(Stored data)
+ + + +

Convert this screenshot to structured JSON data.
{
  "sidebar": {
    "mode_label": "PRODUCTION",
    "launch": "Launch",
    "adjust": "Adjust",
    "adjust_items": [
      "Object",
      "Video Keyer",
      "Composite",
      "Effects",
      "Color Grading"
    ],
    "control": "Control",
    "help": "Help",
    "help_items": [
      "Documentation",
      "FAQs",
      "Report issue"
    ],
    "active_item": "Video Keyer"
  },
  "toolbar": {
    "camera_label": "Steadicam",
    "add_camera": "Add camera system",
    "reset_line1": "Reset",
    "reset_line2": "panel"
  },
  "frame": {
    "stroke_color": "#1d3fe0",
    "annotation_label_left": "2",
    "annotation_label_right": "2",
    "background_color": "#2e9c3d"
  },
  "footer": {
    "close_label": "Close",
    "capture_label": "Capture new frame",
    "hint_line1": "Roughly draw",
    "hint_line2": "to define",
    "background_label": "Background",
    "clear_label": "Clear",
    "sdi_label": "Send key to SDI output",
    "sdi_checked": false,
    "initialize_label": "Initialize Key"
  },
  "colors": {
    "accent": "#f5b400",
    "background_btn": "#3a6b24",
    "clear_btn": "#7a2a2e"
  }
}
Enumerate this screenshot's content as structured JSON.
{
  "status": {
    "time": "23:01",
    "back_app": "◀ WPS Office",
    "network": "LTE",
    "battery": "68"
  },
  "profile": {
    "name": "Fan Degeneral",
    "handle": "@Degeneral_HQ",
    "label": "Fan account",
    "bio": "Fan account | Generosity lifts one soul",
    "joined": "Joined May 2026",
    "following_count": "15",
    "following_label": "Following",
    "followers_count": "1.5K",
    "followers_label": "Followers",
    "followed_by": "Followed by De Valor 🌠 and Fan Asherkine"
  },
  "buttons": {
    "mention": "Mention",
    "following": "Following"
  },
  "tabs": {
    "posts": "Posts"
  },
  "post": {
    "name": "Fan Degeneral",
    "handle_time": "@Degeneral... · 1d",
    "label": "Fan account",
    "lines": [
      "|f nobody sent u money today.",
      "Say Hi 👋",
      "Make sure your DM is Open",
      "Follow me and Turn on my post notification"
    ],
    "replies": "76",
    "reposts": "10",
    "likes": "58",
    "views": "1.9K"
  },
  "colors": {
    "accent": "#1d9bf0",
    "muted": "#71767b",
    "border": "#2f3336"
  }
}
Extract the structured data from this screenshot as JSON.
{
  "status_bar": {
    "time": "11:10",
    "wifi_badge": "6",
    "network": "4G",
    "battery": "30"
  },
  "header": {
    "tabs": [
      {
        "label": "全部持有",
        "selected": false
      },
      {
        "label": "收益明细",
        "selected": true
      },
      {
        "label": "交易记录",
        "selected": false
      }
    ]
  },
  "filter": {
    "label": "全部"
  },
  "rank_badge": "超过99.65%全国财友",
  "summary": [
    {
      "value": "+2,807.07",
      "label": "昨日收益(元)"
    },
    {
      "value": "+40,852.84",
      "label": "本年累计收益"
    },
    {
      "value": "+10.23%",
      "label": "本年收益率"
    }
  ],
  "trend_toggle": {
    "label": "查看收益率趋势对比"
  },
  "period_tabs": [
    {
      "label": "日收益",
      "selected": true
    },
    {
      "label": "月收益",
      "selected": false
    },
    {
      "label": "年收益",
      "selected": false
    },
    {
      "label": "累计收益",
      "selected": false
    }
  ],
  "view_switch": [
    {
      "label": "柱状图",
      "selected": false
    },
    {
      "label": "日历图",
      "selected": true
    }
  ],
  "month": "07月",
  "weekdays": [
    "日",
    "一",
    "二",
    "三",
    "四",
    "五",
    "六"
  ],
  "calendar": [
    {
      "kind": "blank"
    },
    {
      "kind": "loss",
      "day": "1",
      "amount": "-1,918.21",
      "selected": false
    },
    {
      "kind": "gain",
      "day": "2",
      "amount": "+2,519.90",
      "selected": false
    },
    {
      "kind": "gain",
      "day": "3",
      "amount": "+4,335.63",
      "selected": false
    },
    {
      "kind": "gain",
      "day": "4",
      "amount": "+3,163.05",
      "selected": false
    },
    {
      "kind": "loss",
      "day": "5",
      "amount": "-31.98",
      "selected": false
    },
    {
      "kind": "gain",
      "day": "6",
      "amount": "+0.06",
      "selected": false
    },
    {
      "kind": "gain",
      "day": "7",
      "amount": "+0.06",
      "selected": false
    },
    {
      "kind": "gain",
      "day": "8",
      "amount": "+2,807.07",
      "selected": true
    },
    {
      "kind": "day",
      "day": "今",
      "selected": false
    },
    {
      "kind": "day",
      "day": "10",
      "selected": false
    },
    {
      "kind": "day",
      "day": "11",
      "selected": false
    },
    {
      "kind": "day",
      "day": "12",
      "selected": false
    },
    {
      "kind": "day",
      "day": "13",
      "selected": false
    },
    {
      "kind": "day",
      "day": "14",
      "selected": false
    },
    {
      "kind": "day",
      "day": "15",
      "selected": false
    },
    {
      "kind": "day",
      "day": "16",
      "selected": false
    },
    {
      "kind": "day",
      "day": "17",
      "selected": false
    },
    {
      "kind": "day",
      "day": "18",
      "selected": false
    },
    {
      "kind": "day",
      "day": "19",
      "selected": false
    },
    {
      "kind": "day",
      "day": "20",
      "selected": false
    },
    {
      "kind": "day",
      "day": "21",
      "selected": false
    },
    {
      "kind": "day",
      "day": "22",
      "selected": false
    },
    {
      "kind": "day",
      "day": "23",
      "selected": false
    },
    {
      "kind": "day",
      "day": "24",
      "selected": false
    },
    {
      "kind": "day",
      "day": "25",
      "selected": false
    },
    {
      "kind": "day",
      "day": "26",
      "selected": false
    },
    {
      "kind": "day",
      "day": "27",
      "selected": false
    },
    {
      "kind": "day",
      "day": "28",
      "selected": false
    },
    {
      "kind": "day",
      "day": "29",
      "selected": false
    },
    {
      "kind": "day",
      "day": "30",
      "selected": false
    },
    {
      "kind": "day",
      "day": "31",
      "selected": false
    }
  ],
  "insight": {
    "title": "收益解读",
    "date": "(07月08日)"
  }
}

+ + + +

● Task objective
Repeat every entry exactly as written above.

● Problem solution
Convert this screenshot to structured JSON data.
{
  "sidebar": {
    "mode_label": "PRODUCTION",
    "launch": "Launch",
    "adjust": "Adjust",
    "adjust_items": [
      "Object",
      "Video Keyer",
      "Composite",
      "Effects",
      "Color Grading"
    ],
    "control": "Control",
    "help": "Help",
    "help_items": [
      "Documentation",
      "FAQs",
      "Report issue"
    ],
    "active_item": "Video Keyer"
  },
  "toolbar": {
    "camera_label": "Steadicam",
    "add_camera": "Add camera system",
    "reset_line1": "Reset",
    "reset_line2": "panel"
  },
  "frame": {
    "stroke_color": "#1d3fe0",
    "annotation_label_left": "2",
    "annotation_label_right": "2",
    "background_color": "#2e9c3d"
  },
  "footer": {
    "close_label": "Close",
    "capture_label": "Capture new frame",
    "hint_line1": "Roughly draw",
    "hint_line2": "to define",
    "background_label": "Background",
    "clear_label": "Clear",
    "sdi_label": "Send key to SDI output",
    "sdi_checked": false,
    "initialize_label": "Initialize Key"
  },
  "colors": {
    "accent": "#f5b400",
    "background_btn": "#3a6b24",
    "clear_btn": "#7a2a2e"
  }
}
Enumerate this screenshot's content as structured JSON.
{
  "status": {
    "time": "23:01",
    "back_app": "◀ WPS Office",
    "network": "LTE",
    "battery": "68"
  },
  "profile": {
    "name": "Fan Degeneral",
    "handle": "@Degeneral_HQ",
    "label": "Fan account",
    "bio": "Fan account | Generosity lifts one soul",
    "joined": "Joined May 2026",
    "following_count": "15",
    "following_label": "Following",
    "followers_count": "1.5K",
    "followers_label": "Followers",
    "followed_by": "Followed by De Valor 🌠 and Fan Asherkine"
  },
  "buttons": {
    "mention": "Mention",
    "following": "Following"
  },
  "tabs": {
    "posts": "Posts"
  },
  "post": {
    "name": "Fan Degeneral",
    "handle_time": "@Degeneral... · 1d",
    "label": "Fan account",
    "lines": [
      "|f nobody sent u money today.",
      "Say Hi 👋",
      "Make sure your DM is Open",
      "Follow me and Turn on my post notification"
    ],
    "replies": "76",
    "reposts": "10",
    "likes": "58",
    "views": "1.9K"
  },
  "colors": {
    "accent": "#1d9bf0",
    "muted": "#71767b",
    "border": "#2f3336"
  }
}
Extract the structured data from this screenshot as JSON.
{
  "status_bar": {
    "time": "11:10",
    "wifi_badge": "6",
    "network": "4G",
    "battery": "30"
  },
  "header": {
    "tabs": [
      {
        "label": "全部持有",
        "selected": false
      },
      {
        "label": "收益明细",
        "selected": true
      },
      {
        "label": "交易记录",
        "selected": false
      }
    ]
  },
  "filter": {
    "label": "全部"
  },
  "rank_badge": "超过99.65%全国财友",
  "summary": [
    {
      "value": "+2,807.07",
      "label": "昨日收益(元)"
    },
    {
      "value": "+40,852.84",
      "label": "本年累计收益"
    },
    {
      "value": "+10.23%",
      "label": "本年收益率"
    }
  ],
  "trend_toggle": {
    "label": "查看收益率趋势对比"
  },
  "period_tabs": [
    {
      "label": "日收益",
      "selected": true
    },
    {
      "label": "月收益",
      "selected": false
    },
    {
      "label": "年收益",
      "selected": false
    },
    {
      "label": "累计收益",
      "selected": false
    }
  ],
  "view_switch": [
    {
      "label": "柱状图",
      "selected": false
    },
    {
      "label": "日历图",
      "selected": true
    }
  ],
  "month": "07月",
  "weekdays": [
    "日",
    "一",
    "二",
    "三",
    "四",
    "五",
    "六"
  ],
  "calendar": [
    {
      "kind": "blank"
    },
    {
      "kind": "loss",
      "day": "1",
      "amount": "-1,918.21",
      "selected": false
    },
    {
      "kind": "gain",
      "day": "2",
      "amount": "+2,519.90",
      "selected": false
    },
    {
      "kind": "gain",
      "day": "3",
      "amount": "+4,335.63",
      "selected": false
    },
    {
      "kind": "gain",
      "day": "4",
      "amount": "+3,163.05",
      "selected": false
    },
    {
      "kind": "loss",
      "day": "5",
      "amount": "-31.98",
      "selected": false
    },
    {
      "kind": "gain",
      "day": "6",
      "amount": "+0.06",
      "selected": false
    },
    {
      "kind": "gain",
      "day": "7",
      "amount": "+0.06",
      "selected": false
    },
    {
      "kind": "gain",
      "day": "8",
      "amount": "+2,807.07",
      "selected": true
    },
    {
      "kind": "day",
      "day": "今",
      "selected": false
    },
    {
      "kind": "day",
      "day": "10",
      "selected": false
    },
    {
      "kind": "day",
      "day": "11",
      "selected": false
    },
    {
      "kind": "day",
      "day": "12",
      "selected": false
    },
    {
      "kind": "day",
      "day": "13",
      "selected": false
    },
    {
      "kind": "day",
      "day": "14",
      "selected": false
    },
    {
      "kind": "day",
      "day": "15",
      "selected": false
    },
    {
      "kind": "day",
      "day": "16",
      "selected": false
    },
    {
      "kind": "day",
      "day": "17",
      "selected": false
    },
    {
      "kind": "day",
      "day": "18",
      "selected": false
    },
    {
      "kind": "day",
      "day": "19",
      "selected": false
    },
    {
      "kind": "day",
      "day": "20",
      "selected": false
    },
    {
      "kind": "day",
      "day": "21",
      "selected": false
    },
    {
      "kind": "day",
      "day": "22",
      "selected": false
    },
    {
      "kind": "day",
      "day": "23",
      "selected": false
    },
    {
      "kind": "day",
      "day": "24",
      "selected": false
    },
    {
      "kind": "day",
      "day": "25",
      "selected": false
    },
    {
      "kind": "day",
      "day": "26",
      "selected": false
    },
    {
      "kind": "day",
      "day": "27",
      "selected": false
    },
    {
      "kind": "day",
      "day": "28",
      "selected": false
    },
    {
      "kind": "day",
      "day": "29",
      "selected": false
    },
    {
      "kind": "day",
      "day": "30",
      "selected": false
    },
    {
      "kind": "day",
      "day": "31",
      "selected": false
    }
  ],
  "insight": {
    "title": "收益解读",
    "date": "(07月08日)"
  }
}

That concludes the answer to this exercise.